**JOB 1**: Return the part of the passage on Manfred Mann's Earth Band between "Manfred Mann's Earth Band is" and "particular musical characteristics.", inclusive, copied word for word.
**JOB 2**: According to the passage on Manfred Mann's Earth Band, how many of the album's seven songs are original?

**QUOTED PASSAGE**:
========

Manfred Mann's Earth Band is an English group founded in the early seventies and led by the keyboardist (of South African origin but transplanted to London since childhood) Manfred Mann. This bespectacled and frowning musician had already tasted success in the sixties with a beat group under his name, heavily derived from the likes of the Beatles and the Monkees. After a brief dark period, he finally managed to reinvent and stabilize himself in the music scene with this formation, thanks to his notable and particular musical characteristics.

Mann is indeed a musician with precise virtues and precise shortcomings. Among the former is being a supreme arranger and structurer of songs, as well as a great synthesizer soloist (the best, I would venture). His main shortcoming, however, is being a modest composer. Wisely, the Manfred Mann's Earth Band was immediately and throughout their career set up essentially as a cover band. In this album, indeed, only two of the seven included songs are original.

========

**RECORD LIST**:
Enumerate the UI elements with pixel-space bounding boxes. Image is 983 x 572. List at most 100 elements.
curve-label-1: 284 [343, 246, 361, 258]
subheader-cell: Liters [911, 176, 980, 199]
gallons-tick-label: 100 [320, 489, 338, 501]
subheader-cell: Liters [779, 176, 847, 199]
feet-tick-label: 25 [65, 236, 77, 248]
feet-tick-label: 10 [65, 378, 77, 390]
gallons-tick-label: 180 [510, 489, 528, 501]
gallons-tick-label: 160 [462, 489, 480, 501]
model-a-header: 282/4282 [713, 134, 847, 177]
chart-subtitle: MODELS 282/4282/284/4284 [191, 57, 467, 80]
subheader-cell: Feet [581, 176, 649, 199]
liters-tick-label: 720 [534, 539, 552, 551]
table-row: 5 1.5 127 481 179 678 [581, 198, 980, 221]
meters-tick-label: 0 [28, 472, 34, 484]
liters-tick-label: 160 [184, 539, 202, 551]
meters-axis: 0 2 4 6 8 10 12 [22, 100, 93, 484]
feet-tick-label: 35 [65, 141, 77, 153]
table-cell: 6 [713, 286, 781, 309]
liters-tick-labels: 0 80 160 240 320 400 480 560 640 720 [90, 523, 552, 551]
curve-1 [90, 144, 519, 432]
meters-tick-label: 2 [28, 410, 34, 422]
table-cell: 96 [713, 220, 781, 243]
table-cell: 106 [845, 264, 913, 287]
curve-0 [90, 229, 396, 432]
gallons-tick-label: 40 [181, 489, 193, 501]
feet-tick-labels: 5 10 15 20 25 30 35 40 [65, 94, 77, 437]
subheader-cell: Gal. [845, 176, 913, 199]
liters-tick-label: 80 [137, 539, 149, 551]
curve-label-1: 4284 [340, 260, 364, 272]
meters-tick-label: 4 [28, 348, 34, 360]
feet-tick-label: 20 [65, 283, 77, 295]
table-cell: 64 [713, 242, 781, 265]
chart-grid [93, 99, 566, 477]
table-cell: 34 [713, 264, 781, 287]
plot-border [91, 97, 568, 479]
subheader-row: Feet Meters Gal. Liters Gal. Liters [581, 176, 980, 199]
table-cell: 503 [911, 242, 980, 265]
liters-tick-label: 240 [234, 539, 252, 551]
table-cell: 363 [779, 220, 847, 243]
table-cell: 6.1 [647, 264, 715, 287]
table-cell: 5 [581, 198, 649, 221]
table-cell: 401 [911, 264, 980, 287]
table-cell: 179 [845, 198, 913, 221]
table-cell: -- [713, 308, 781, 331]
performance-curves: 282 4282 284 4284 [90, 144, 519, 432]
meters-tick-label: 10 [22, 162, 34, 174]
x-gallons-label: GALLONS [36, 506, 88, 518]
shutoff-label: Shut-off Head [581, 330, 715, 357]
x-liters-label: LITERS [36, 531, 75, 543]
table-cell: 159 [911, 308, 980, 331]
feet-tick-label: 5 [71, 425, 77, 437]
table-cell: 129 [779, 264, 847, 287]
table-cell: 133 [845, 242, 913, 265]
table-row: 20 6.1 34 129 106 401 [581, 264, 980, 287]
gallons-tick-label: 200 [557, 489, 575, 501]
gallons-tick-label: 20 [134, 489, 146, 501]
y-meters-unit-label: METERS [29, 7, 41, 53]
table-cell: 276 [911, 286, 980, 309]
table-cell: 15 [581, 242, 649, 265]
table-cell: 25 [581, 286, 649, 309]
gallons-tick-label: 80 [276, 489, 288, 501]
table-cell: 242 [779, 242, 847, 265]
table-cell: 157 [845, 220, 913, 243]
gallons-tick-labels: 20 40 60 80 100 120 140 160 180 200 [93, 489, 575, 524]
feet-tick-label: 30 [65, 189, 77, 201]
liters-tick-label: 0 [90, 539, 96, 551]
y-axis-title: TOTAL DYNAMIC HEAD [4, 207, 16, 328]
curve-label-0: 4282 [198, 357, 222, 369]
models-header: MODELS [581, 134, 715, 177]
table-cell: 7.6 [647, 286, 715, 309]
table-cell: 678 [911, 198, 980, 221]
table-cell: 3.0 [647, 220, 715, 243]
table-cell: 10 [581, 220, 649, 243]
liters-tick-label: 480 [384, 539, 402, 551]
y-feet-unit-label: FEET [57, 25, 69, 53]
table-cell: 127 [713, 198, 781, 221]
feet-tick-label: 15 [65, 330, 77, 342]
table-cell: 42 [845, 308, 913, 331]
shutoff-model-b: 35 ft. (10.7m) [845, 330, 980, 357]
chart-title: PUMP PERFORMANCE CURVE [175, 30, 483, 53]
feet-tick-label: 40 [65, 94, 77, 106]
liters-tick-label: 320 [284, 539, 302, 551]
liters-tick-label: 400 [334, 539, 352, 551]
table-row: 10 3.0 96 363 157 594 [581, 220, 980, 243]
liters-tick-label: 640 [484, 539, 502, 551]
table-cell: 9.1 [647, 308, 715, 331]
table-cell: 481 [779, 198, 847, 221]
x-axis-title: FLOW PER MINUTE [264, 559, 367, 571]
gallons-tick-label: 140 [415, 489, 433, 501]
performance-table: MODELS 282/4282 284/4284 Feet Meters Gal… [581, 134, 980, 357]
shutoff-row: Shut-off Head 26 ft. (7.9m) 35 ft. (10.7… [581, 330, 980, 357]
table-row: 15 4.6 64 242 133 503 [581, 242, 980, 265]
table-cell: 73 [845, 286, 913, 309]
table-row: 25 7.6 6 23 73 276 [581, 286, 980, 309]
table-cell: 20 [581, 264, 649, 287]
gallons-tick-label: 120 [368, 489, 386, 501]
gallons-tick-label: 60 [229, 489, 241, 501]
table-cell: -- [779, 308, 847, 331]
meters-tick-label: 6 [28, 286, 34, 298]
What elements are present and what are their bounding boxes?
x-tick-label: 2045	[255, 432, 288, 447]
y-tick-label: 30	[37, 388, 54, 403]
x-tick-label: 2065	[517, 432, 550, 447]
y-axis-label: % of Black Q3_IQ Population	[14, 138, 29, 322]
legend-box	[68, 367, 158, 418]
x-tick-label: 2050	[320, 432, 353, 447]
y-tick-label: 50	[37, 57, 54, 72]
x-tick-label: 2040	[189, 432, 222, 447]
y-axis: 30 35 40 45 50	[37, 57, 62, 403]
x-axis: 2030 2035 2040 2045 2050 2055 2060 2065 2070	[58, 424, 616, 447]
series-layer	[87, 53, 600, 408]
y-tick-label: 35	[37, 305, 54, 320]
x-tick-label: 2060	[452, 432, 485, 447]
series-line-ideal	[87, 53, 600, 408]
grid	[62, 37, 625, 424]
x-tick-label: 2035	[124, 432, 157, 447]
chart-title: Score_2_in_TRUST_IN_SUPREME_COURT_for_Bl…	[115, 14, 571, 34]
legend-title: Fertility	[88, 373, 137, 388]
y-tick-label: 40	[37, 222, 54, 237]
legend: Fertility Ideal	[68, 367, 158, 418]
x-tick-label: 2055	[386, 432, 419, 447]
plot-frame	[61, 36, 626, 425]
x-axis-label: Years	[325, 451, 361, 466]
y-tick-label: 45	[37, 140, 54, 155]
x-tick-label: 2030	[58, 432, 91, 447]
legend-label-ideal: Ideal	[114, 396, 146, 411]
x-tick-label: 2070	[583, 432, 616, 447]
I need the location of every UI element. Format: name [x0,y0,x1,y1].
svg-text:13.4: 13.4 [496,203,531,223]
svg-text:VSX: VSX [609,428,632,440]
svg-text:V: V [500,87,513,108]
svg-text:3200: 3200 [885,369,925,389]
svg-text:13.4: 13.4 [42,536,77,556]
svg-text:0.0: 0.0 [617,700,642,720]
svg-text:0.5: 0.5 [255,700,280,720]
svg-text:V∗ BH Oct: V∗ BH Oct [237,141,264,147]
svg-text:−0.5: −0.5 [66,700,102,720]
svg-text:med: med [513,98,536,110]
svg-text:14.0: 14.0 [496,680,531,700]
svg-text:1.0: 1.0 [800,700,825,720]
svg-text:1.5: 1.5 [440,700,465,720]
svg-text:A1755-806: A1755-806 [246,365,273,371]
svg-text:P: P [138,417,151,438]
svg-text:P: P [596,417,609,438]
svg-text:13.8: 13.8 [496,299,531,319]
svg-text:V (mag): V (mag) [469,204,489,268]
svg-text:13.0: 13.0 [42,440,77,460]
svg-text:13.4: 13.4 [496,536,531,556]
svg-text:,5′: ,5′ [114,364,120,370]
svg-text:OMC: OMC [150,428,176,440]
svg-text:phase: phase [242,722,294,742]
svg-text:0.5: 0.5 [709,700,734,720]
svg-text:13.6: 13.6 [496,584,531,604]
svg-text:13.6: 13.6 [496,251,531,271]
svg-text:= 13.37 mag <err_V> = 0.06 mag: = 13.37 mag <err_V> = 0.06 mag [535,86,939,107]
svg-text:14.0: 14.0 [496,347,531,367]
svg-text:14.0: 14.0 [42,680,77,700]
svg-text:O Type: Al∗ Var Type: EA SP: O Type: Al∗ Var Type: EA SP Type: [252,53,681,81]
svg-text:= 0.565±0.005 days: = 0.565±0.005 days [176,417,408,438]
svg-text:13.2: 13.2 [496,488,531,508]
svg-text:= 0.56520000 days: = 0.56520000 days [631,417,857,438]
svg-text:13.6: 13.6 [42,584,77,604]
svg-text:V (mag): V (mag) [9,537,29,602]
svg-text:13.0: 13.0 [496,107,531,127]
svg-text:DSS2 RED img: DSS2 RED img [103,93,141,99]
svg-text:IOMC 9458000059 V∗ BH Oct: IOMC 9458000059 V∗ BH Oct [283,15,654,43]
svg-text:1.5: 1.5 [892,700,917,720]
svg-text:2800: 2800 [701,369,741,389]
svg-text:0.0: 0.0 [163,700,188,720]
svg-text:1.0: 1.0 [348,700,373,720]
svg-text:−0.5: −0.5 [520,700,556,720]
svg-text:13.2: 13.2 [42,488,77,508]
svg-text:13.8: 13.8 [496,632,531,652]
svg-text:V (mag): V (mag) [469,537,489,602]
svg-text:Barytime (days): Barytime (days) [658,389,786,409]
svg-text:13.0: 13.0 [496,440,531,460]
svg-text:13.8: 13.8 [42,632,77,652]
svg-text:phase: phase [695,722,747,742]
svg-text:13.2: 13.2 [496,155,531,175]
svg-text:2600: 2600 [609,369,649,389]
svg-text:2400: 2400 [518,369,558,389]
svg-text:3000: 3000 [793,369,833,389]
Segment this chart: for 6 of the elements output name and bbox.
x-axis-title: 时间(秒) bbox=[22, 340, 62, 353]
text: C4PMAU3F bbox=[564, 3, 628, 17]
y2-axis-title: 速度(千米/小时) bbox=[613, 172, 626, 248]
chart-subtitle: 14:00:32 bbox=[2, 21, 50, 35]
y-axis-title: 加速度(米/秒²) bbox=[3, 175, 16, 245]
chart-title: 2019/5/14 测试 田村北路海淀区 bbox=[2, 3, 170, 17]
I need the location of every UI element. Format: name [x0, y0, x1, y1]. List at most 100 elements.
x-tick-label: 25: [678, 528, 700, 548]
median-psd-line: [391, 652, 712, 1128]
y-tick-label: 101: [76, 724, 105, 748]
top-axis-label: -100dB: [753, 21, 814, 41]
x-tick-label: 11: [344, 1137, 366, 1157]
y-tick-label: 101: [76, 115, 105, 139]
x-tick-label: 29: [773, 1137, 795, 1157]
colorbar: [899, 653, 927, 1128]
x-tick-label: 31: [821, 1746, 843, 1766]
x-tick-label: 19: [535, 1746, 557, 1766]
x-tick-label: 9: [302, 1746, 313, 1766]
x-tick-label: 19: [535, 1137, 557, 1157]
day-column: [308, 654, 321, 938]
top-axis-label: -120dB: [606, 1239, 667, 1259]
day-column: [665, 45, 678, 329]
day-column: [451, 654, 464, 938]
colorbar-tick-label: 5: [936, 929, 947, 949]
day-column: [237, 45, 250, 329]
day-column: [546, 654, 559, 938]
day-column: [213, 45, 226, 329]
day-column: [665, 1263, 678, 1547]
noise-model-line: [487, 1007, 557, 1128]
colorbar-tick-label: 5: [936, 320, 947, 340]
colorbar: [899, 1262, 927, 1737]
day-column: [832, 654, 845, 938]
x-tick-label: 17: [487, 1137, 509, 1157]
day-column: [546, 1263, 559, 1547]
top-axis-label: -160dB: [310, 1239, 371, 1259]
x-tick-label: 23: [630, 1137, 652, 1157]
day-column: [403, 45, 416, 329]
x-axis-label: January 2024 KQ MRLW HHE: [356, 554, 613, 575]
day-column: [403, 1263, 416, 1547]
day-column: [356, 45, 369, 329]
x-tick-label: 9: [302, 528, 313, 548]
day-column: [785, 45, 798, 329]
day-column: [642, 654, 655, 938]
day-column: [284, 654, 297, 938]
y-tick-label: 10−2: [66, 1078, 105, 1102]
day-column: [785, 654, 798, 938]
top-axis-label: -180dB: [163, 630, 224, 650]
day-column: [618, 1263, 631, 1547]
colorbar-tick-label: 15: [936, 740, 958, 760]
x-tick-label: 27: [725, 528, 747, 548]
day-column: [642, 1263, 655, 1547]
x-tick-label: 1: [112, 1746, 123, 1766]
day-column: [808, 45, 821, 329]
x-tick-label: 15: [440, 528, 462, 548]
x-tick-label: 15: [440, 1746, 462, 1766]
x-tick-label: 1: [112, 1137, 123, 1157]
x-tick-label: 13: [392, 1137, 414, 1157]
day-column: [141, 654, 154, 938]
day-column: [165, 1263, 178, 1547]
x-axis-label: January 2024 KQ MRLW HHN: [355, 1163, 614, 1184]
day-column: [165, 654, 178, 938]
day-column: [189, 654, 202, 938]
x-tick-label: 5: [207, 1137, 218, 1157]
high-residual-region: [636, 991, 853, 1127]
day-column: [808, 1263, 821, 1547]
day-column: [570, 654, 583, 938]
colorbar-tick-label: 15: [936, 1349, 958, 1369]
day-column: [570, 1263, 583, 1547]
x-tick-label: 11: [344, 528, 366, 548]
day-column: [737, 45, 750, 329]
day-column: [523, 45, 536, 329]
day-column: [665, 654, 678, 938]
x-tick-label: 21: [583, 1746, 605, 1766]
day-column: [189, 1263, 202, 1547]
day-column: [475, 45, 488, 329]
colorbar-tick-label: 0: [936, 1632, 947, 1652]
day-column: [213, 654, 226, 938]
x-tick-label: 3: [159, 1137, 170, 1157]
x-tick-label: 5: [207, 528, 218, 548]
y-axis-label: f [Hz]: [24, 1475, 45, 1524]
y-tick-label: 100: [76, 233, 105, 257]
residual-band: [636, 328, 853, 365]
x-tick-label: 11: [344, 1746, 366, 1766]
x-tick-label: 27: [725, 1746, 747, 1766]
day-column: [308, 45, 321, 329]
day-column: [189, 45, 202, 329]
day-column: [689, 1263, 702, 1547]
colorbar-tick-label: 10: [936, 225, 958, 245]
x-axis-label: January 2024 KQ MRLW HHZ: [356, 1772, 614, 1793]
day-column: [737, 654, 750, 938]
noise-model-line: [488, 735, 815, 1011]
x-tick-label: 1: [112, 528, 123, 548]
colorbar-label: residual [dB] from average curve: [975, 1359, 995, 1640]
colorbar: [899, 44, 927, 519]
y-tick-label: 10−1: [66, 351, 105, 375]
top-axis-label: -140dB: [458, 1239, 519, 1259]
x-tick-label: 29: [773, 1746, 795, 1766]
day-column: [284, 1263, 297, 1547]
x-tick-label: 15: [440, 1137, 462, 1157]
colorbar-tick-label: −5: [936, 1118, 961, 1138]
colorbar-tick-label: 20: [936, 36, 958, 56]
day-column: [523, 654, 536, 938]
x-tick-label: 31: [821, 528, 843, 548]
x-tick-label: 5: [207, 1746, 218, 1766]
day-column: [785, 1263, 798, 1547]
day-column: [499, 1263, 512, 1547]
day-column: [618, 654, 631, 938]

========

**EXERCISE ANSWER 1**:
Manfred Mann's Earth Band is an English group founded in the early seventies and led by the keyboardist (of South African origin but transplanted to London since childhood) Manfred Mann. This bespectacled and frowning musician had already tasted success in the sixties with a beat group under his name, heavily derived from the likes of the Beatles and the Monkees. After a brief dark period, he finally managed to reinvent and stabilize himself in the music scene with this formation, thanks to his notable and particular musical characteristics.

**EXERCISE ANSWER 2**: Two of the seven songs are original.